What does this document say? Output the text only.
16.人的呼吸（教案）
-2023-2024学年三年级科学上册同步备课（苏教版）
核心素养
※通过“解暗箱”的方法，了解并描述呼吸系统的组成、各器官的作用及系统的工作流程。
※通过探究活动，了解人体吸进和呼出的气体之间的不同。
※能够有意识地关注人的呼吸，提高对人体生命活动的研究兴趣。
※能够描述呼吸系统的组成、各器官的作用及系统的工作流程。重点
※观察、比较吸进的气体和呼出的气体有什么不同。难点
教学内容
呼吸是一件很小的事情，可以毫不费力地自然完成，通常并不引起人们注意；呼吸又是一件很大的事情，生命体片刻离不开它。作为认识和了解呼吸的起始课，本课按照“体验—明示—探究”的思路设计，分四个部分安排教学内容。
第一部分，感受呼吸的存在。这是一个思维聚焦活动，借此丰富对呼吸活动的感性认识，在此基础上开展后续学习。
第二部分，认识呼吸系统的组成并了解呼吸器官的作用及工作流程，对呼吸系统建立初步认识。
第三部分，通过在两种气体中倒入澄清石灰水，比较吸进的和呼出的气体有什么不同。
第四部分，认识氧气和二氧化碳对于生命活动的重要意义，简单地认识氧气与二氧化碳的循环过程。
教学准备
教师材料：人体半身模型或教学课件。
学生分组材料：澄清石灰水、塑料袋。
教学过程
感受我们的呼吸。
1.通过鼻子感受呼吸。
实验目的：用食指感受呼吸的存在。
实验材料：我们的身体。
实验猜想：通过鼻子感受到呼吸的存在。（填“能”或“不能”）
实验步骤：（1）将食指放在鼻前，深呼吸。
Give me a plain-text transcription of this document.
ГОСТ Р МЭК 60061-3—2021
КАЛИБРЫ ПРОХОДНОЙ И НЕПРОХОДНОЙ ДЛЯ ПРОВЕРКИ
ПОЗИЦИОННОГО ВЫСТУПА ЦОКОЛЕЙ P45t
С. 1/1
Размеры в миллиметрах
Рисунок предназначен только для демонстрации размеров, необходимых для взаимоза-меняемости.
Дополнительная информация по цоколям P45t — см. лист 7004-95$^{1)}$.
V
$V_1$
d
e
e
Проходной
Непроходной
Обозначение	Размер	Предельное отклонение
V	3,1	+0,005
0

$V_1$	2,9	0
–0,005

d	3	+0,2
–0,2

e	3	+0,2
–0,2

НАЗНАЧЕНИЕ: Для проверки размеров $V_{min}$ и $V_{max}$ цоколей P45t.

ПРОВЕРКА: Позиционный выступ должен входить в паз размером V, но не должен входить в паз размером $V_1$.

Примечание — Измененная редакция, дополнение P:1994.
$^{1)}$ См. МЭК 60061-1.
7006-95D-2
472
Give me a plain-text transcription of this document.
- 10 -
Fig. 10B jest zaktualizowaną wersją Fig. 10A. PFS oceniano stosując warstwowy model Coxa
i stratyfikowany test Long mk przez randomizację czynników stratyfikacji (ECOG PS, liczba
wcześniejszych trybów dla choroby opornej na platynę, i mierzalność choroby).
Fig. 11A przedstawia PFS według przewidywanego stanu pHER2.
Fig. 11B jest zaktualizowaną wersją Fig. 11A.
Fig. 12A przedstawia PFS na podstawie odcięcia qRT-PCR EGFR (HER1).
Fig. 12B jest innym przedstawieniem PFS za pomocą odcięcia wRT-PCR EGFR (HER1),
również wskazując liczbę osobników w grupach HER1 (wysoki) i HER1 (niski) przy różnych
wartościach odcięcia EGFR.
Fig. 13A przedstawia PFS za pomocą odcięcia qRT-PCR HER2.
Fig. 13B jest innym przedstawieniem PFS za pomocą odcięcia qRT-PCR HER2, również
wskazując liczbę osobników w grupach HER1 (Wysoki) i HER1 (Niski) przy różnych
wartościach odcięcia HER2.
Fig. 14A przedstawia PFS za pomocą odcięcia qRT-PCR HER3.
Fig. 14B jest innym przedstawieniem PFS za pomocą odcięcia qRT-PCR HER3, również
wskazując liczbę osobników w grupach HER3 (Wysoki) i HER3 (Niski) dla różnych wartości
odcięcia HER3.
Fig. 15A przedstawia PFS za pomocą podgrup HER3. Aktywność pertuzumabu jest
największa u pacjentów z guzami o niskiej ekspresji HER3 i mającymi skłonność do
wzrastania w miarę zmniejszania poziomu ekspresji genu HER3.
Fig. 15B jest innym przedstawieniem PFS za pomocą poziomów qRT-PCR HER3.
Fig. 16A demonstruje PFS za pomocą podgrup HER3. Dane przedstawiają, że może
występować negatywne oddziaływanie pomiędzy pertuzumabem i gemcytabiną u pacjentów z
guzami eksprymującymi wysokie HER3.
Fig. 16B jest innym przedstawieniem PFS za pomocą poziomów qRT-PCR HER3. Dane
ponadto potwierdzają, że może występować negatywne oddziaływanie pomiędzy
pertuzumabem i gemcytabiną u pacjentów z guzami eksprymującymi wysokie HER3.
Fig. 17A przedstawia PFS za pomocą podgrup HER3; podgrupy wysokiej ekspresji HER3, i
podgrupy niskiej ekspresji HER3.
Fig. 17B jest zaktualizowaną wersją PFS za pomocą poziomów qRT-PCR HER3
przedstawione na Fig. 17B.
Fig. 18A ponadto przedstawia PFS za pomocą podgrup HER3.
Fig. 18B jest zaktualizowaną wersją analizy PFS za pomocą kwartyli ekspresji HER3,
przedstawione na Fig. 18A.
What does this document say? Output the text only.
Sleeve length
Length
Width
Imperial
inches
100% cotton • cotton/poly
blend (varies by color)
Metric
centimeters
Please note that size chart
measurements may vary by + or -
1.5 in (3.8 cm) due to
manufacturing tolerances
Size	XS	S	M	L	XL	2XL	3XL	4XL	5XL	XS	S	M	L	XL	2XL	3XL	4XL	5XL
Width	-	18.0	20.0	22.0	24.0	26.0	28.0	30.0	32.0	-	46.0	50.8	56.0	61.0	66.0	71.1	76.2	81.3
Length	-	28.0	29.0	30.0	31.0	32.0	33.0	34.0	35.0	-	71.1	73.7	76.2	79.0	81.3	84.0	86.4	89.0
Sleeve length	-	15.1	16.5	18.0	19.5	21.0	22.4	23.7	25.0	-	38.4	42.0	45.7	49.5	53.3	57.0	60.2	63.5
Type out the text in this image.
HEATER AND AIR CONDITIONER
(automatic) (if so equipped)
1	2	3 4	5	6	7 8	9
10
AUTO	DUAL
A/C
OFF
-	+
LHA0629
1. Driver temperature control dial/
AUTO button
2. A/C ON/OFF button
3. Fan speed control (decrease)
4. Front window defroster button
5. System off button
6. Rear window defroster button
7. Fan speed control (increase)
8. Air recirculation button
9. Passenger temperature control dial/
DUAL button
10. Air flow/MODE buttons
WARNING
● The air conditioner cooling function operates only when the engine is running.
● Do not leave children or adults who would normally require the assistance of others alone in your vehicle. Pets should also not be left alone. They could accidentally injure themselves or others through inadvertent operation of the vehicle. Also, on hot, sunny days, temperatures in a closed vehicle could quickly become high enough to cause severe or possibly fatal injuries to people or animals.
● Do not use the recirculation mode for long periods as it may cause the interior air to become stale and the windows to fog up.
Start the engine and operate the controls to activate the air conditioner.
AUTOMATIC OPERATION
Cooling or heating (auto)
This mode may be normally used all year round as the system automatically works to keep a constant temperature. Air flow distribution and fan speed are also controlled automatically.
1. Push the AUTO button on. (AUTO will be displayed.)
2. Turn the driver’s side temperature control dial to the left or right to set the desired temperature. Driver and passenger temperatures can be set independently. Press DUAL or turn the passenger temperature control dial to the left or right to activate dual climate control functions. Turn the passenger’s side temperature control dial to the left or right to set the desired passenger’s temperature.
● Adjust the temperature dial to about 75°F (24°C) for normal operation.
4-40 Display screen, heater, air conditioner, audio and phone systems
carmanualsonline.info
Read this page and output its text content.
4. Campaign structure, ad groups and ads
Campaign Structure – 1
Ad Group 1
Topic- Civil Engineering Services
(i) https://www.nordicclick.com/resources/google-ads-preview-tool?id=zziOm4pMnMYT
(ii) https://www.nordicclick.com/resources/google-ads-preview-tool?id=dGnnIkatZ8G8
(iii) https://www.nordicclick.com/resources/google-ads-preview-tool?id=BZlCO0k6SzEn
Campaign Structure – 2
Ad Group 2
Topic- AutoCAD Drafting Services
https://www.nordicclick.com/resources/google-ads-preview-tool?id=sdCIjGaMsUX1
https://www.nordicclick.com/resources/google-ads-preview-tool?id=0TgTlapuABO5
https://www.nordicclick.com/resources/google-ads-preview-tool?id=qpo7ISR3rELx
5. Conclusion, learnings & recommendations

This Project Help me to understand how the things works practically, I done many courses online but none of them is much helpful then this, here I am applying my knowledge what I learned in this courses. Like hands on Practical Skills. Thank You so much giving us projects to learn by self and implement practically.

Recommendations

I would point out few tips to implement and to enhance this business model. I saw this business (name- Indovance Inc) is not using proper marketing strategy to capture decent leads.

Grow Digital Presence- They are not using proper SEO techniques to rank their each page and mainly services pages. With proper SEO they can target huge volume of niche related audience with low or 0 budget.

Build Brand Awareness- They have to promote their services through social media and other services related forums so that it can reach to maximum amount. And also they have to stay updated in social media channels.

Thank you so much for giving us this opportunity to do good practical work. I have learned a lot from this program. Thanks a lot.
########################################
**Short problem:** Of all the lines above, how many contain "related"? Give the number and nothing more.

**Finished task:** 2